Write out, character for character, the stretch of lines below from the one containing "candle-body — [486, 63, 492, 70]" through the one containing "candle — [676, 116, 682, 128]", both included.

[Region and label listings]

-*-*-

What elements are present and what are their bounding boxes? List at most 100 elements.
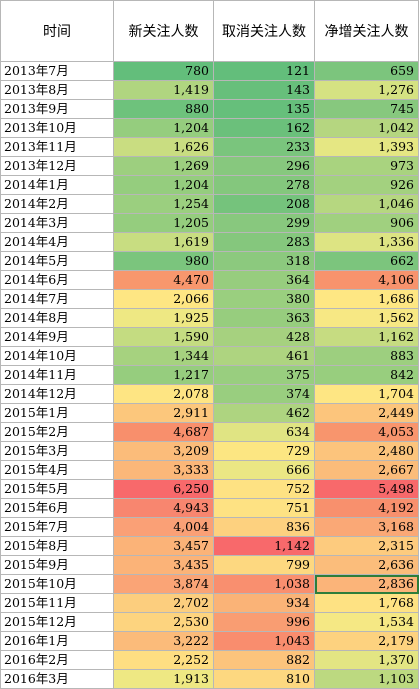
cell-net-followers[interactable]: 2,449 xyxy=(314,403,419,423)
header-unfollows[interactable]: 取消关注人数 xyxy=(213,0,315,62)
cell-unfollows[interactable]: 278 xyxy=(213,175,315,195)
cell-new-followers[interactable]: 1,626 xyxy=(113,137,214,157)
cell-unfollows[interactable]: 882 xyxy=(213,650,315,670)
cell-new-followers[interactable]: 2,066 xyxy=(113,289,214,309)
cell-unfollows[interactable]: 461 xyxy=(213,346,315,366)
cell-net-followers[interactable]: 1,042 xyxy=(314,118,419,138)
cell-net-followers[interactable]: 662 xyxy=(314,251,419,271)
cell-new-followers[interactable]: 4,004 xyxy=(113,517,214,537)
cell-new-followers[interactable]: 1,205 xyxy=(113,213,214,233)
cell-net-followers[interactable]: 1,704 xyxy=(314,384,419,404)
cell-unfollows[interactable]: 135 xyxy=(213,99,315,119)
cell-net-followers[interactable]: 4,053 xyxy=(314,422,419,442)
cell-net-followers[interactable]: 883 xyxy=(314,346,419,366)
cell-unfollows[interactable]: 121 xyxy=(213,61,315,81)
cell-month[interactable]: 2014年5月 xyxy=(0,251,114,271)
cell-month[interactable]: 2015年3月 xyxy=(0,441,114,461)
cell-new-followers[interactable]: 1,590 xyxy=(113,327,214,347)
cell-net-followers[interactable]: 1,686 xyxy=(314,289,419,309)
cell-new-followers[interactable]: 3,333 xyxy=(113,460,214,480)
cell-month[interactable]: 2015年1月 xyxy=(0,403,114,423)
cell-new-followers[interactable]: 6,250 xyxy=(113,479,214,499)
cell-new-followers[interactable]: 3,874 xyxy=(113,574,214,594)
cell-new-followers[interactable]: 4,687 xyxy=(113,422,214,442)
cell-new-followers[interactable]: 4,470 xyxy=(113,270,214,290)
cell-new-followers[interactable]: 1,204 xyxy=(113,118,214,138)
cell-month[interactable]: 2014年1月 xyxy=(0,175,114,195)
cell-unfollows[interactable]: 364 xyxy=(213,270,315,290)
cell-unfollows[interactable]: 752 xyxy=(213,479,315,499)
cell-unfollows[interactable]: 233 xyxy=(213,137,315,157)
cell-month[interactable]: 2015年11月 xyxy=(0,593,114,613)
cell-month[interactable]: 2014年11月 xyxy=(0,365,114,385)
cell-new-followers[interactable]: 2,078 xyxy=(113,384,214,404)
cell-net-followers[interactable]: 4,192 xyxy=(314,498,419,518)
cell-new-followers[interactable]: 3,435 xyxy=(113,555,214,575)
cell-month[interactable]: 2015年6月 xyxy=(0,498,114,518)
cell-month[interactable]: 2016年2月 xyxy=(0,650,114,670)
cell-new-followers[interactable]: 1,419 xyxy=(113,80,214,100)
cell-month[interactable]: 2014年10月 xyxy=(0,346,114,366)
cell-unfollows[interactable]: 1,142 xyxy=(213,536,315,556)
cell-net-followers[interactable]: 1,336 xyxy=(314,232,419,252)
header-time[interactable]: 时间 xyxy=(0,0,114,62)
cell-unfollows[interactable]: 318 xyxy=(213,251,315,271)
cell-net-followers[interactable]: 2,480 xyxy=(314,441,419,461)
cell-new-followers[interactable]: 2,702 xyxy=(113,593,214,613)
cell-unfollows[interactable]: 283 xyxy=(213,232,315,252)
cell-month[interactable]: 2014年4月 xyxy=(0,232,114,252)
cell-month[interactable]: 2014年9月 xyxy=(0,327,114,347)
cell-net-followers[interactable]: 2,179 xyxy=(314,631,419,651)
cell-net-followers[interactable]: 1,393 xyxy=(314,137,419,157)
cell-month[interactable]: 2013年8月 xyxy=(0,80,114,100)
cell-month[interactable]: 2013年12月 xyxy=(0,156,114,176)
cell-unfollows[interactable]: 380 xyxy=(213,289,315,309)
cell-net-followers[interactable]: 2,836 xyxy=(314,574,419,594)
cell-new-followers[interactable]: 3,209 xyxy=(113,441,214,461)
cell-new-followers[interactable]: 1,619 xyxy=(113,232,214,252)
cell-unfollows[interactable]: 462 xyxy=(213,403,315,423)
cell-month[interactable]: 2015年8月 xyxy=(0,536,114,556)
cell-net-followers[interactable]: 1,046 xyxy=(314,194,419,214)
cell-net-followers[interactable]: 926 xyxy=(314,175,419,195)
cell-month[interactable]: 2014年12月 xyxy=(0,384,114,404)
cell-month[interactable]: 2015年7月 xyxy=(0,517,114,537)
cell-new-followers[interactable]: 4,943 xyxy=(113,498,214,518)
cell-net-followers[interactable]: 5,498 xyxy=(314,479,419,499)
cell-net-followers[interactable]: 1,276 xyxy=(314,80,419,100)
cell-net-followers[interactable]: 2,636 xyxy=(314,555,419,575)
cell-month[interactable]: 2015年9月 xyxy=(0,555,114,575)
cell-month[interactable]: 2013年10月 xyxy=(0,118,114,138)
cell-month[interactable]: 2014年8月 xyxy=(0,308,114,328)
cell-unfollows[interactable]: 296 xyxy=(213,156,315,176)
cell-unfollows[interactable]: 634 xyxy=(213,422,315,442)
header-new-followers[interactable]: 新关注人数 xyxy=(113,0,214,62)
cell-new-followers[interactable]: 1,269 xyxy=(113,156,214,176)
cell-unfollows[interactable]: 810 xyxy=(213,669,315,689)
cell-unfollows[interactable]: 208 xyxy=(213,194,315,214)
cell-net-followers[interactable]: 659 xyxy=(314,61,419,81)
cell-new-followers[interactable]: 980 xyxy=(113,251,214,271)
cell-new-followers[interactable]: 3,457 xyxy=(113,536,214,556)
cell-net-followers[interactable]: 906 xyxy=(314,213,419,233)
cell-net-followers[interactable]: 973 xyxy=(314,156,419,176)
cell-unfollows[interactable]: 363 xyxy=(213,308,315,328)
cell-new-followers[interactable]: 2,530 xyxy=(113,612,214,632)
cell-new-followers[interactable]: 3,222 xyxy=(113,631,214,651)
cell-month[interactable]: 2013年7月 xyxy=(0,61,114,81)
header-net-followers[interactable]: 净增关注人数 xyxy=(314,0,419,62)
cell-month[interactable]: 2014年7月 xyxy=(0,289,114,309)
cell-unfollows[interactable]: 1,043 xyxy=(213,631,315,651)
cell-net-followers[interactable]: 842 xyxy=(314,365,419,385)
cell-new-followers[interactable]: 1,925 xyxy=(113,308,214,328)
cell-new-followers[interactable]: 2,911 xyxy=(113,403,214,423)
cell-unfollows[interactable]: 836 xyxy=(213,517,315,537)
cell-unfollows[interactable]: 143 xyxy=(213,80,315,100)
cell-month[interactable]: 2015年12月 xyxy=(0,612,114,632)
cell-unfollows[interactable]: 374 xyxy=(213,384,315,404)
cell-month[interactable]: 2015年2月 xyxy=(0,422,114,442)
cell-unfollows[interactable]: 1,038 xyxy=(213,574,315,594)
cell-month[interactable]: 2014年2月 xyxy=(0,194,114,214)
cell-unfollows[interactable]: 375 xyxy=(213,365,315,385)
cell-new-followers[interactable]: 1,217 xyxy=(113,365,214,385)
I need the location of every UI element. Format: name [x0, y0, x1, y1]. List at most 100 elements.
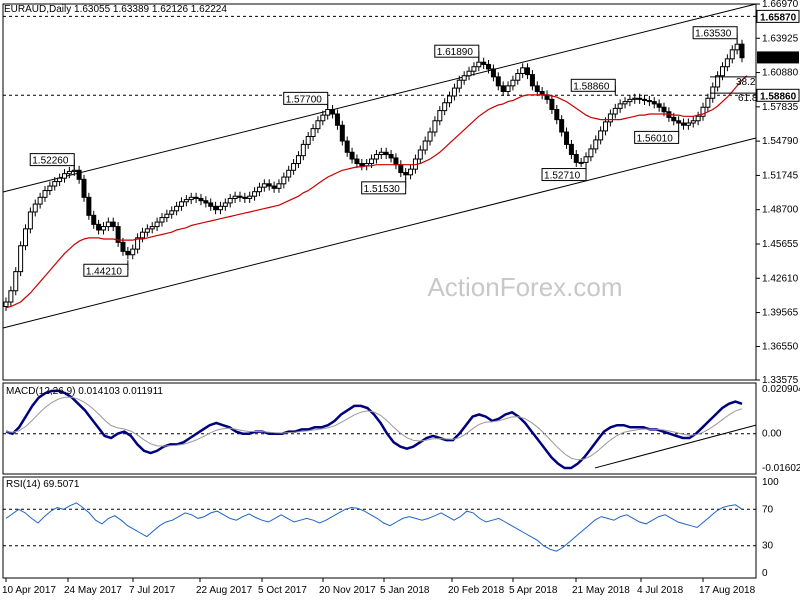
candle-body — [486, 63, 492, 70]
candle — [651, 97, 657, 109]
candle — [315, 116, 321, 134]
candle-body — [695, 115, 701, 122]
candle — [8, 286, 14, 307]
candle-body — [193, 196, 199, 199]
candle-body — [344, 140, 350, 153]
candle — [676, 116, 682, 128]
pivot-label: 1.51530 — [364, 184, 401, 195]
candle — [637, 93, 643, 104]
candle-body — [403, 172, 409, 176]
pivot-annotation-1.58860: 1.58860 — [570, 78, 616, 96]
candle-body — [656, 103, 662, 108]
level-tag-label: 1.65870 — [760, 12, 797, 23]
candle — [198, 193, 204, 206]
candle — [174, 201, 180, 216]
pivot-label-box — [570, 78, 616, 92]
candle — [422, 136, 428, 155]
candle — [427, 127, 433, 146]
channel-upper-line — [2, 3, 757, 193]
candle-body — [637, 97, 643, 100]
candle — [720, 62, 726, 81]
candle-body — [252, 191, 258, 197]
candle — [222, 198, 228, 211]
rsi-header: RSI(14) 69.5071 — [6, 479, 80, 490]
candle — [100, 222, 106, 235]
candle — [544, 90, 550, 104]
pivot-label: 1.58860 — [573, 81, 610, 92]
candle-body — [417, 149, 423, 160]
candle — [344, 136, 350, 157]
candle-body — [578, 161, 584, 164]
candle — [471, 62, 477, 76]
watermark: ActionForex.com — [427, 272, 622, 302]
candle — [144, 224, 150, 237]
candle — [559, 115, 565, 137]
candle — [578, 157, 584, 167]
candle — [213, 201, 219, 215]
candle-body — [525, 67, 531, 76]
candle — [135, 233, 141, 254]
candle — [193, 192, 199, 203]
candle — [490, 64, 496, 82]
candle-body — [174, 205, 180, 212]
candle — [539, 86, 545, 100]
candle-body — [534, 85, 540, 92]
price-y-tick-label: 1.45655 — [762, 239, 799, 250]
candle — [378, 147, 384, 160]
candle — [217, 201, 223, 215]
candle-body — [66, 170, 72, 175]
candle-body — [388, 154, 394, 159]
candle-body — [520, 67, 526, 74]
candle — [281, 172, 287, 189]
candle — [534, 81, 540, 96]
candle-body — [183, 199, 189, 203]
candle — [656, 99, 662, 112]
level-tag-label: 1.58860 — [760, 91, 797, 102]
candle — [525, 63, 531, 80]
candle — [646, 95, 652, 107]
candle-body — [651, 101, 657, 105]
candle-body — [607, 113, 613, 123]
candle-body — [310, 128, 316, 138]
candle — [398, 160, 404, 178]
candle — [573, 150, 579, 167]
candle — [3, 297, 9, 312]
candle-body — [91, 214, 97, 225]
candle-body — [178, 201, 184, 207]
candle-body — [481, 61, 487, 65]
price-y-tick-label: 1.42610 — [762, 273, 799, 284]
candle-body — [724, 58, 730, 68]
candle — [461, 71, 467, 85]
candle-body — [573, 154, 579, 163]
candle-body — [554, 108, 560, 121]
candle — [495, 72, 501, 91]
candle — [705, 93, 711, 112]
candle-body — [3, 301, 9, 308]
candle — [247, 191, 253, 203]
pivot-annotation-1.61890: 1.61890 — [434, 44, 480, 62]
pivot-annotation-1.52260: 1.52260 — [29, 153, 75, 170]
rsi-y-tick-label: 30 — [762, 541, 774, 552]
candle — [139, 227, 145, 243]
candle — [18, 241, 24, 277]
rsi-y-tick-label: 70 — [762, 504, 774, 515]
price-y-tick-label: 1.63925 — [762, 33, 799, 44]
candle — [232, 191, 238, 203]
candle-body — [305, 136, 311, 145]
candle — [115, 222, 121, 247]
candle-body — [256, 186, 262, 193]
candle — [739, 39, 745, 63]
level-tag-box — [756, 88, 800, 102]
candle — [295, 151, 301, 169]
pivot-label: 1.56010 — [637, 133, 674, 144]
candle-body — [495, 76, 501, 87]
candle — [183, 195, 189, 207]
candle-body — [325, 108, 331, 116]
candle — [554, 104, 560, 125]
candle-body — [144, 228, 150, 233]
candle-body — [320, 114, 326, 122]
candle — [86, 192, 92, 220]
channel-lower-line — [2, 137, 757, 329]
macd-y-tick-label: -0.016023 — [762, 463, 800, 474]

-*-*-

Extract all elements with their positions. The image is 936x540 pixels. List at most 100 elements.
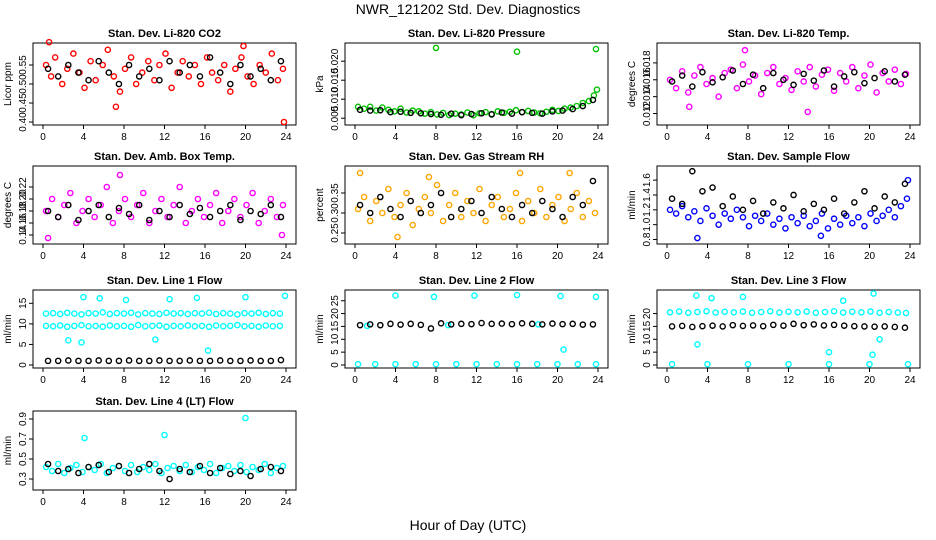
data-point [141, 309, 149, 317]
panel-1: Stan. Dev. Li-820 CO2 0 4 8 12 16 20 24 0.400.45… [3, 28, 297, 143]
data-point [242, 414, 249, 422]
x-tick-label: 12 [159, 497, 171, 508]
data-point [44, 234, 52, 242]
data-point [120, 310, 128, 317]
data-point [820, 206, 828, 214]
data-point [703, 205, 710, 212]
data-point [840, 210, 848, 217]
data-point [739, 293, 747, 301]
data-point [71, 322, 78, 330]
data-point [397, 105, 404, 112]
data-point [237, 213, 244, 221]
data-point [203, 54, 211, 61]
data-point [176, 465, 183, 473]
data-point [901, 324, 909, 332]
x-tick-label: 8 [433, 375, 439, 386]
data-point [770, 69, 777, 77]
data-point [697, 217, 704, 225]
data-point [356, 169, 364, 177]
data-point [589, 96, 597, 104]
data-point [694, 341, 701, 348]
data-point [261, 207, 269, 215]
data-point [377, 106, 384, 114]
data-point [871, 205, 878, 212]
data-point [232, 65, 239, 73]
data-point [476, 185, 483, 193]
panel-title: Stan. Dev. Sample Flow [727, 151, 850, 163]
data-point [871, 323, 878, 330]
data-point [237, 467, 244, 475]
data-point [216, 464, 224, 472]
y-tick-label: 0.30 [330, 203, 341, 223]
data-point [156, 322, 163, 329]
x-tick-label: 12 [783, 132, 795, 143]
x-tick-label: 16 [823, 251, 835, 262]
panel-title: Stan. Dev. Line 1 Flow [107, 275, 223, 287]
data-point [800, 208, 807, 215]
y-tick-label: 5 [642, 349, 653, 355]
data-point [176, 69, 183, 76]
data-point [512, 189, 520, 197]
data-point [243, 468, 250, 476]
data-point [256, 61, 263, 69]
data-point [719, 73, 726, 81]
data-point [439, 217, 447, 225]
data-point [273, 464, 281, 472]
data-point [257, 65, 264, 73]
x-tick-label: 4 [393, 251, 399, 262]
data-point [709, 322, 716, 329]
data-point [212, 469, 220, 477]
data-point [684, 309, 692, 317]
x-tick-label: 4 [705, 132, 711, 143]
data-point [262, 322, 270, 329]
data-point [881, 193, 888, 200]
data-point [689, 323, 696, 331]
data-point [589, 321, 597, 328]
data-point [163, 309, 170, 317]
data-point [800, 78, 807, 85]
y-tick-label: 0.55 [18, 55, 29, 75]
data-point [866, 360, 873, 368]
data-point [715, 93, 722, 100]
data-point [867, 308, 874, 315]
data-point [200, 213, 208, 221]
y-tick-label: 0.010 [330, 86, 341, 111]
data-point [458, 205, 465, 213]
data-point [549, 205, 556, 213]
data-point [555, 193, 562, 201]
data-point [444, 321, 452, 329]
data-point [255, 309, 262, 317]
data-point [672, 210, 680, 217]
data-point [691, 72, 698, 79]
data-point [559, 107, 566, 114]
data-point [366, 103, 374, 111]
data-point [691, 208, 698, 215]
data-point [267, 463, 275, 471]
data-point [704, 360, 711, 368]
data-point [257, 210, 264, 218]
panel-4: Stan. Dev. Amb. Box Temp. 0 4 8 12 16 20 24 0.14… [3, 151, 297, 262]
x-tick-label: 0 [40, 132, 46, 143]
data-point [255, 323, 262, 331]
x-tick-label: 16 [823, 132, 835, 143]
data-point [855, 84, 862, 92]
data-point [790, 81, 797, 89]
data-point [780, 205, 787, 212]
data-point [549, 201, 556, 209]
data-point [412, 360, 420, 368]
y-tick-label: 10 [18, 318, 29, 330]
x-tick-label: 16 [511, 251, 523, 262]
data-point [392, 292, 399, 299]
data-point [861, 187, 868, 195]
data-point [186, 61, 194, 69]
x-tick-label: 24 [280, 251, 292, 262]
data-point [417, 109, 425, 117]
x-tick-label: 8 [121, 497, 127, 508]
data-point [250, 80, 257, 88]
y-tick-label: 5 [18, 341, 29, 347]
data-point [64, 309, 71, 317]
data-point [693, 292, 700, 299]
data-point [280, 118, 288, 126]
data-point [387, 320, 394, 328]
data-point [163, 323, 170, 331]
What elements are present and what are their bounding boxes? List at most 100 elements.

-*-*-

### Correct response
candle-body — [486, 63, 492, 70]
candle — [651, 97, 657, 109]
candle — [315, 116, 321, 134]
candle-body — [695, 115, 701, 122]
candle — [8, 286, 14, 307]
candle-body — [193, 196, 199, 199]
candle-body — [344, 140, 350, 153]
candle — [676, 116, 682, 128]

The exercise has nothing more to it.